» **TASK DESCRIPTION**
Quote the whole listing verbatim.
══ DATA EXTRACT ══
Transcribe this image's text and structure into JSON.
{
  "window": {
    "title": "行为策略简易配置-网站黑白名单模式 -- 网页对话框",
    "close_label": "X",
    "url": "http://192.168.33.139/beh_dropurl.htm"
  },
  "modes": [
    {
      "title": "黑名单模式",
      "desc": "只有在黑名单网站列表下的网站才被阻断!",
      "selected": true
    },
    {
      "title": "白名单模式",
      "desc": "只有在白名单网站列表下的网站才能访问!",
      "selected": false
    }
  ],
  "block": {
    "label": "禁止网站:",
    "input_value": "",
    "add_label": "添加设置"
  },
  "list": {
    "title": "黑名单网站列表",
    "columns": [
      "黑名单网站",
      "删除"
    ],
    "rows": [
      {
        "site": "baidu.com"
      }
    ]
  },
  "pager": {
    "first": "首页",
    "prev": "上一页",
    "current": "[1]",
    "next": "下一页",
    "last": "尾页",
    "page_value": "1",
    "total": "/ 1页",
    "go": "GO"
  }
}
═══
» **OUTPUT OF THE TASK**
Transcribe this image's text and structure into JSON.
{
  "window": {
    "title": "行为策略简易配置-网站黑白名单模式 -- 网页对话框",
    "close_label": "X",
    "url": "http://192.168.33.139/beh_dropurl.htm"
  },
  "modes": [
    {
      "title": "黑名单模式",
      "desc": "只有在黑名单网站列表下的网站才被阻断!",
      "selected": true
    },
    {
      "title": "白名单模式",
      "desc": "只有在白名单网站列表下的网站才能访问!",
      "selected": false
    }
  ],
  "block": {
    "label": "禁止网站:",
    "input_value": "",
    "add_label": "添加设置"
  },
  "list": {
    "title": "黑名单网站列表",
    "columns": [
      "黑名单网站",
      "删除"
    ],
    "rows": [
      {
        "site": "baidu.com"
      }
    ]
  },
  "pager": {
    "first": "首页",
    "prev": "上一页",
    "current": "[1]",
    "next": "下一页",
    "last": "尾页",
    "page_value": "1",
    "total": "/ 1页",
    "go": "GO"
  }
}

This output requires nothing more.